*** DATA EXCERPTS ***

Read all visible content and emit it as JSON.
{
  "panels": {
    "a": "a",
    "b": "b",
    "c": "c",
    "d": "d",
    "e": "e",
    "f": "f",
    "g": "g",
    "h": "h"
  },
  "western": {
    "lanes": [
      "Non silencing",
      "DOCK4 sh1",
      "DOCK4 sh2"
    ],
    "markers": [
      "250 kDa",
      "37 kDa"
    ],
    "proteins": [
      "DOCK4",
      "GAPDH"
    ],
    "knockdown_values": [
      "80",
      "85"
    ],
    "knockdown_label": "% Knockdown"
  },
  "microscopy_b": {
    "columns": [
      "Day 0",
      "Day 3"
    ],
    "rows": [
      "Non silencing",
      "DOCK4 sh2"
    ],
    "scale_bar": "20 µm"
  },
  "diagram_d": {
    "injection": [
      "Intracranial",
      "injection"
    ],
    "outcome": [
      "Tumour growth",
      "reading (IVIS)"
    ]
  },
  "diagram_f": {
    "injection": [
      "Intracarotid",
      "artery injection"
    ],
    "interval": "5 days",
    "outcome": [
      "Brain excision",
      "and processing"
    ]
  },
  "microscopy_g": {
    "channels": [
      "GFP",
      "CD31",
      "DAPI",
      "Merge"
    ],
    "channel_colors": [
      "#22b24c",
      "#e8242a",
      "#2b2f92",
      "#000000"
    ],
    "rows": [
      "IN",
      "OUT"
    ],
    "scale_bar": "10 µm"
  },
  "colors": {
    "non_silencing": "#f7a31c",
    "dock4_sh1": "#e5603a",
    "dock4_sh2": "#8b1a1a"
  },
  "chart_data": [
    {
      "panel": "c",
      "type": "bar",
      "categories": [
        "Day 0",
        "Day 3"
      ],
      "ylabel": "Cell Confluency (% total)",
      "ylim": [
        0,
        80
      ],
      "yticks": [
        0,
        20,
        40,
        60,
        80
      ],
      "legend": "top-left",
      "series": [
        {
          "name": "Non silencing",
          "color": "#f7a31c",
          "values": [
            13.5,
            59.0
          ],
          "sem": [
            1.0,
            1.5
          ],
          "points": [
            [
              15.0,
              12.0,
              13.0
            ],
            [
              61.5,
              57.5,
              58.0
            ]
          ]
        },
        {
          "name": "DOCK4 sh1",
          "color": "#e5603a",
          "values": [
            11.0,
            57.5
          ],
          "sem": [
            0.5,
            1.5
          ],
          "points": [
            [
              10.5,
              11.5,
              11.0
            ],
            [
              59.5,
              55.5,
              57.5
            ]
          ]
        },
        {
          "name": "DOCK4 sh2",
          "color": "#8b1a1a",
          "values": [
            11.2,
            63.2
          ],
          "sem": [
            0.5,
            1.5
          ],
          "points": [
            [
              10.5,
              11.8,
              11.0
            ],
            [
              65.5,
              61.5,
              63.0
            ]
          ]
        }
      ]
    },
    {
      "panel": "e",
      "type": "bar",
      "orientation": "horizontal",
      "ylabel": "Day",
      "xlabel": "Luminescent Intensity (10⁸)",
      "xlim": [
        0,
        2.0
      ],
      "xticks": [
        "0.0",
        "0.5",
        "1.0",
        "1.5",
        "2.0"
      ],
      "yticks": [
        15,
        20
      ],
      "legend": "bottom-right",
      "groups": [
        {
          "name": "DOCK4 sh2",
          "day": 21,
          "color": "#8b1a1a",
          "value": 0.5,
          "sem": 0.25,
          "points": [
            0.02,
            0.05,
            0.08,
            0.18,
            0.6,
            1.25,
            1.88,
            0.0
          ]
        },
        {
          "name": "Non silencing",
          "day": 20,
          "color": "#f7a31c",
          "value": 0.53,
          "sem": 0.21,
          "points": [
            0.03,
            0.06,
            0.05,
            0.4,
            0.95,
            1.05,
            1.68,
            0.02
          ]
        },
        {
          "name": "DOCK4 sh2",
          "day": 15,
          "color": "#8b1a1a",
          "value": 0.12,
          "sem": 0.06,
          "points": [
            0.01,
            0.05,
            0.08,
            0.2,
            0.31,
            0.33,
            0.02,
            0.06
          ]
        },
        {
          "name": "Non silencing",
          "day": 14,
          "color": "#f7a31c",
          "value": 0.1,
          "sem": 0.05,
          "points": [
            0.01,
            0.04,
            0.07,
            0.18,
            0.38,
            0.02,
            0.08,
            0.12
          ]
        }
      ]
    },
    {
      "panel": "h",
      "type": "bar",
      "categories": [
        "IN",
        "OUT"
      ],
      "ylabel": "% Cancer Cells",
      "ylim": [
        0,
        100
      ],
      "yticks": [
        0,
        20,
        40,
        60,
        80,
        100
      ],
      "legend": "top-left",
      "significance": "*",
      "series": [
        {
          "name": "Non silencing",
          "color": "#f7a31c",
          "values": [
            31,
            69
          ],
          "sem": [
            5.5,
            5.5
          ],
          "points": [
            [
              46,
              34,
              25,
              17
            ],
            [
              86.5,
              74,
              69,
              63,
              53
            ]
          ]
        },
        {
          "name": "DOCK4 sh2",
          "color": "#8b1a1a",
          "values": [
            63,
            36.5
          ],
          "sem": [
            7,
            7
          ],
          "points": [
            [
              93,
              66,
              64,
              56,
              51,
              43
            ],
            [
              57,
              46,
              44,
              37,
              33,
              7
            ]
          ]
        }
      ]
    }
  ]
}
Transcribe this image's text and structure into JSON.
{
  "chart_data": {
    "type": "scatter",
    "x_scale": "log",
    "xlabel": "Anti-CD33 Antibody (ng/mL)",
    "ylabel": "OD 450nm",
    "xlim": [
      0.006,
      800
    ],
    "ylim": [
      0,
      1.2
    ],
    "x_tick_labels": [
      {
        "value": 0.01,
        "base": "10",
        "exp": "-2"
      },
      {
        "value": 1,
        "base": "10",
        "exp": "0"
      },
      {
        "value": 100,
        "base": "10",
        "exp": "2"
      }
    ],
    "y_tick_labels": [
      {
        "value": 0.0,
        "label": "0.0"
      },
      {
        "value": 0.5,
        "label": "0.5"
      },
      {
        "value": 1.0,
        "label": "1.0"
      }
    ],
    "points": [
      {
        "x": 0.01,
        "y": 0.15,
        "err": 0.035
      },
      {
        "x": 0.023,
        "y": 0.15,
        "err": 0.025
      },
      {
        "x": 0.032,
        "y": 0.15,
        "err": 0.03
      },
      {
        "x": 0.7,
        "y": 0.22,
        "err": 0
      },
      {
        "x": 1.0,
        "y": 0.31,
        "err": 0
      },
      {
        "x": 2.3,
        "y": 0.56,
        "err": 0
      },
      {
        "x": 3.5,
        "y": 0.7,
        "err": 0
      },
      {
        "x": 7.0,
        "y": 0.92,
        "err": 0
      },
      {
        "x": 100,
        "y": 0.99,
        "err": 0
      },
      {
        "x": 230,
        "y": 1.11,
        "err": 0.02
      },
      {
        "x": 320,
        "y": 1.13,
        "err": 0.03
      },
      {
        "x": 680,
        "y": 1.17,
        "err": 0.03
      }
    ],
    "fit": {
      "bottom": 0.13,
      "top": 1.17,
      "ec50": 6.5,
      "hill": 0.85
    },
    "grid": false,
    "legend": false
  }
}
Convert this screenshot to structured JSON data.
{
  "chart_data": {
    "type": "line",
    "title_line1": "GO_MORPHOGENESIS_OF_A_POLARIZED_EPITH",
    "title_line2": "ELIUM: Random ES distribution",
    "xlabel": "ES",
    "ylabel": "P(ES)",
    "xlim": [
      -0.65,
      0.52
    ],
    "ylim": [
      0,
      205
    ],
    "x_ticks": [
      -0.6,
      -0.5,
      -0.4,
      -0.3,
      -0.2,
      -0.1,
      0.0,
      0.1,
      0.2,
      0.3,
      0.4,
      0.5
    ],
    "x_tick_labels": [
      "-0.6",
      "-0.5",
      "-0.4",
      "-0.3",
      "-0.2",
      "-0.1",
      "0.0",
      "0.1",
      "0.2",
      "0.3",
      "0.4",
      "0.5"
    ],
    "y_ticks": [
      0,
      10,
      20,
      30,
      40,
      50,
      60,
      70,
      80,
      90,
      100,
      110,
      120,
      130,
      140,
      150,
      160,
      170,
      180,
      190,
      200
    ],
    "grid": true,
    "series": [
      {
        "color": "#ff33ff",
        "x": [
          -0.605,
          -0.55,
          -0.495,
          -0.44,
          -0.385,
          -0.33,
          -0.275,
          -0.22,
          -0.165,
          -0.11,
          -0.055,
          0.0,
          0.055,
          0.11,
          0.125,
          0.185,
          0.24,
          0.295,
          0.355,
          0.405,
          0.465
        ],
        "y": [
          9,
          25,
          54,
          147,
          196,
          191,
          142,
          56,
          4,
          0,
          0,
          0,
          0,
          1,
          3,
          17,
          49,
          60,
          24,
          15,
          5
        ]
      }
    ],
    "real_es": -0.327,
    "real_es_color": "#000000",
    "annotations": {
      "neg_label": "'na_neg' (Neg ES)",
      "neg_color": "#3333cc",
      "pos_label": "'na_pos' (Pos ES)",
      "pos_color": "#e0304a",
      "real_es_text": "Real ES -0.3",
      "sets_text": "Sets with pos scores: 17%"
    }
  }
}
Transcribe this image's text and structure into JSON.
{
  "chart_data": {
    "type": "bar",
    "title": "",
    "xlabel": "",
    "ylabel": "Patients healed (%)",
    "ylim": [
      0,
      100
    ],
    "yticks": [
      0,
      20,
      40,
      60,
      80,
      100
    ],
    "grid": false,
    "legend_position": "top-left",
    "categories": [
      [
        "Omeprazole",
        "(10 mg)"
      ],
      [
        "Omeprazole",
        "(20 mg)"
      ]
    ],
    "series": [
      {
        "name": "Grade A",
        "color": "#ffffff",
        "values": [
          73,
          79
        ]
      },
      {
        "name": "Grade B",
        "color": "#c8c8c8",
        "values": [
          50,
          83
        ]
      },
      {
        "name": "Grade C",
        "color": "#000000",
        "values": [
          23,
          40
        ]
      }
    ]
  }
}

***

ACTIVITY: Set apart and copy each line of the records that holds the word "injection".

ANSWER BELOW:
    "injection": [
      "injection"
    "injection": [
      "artery injection"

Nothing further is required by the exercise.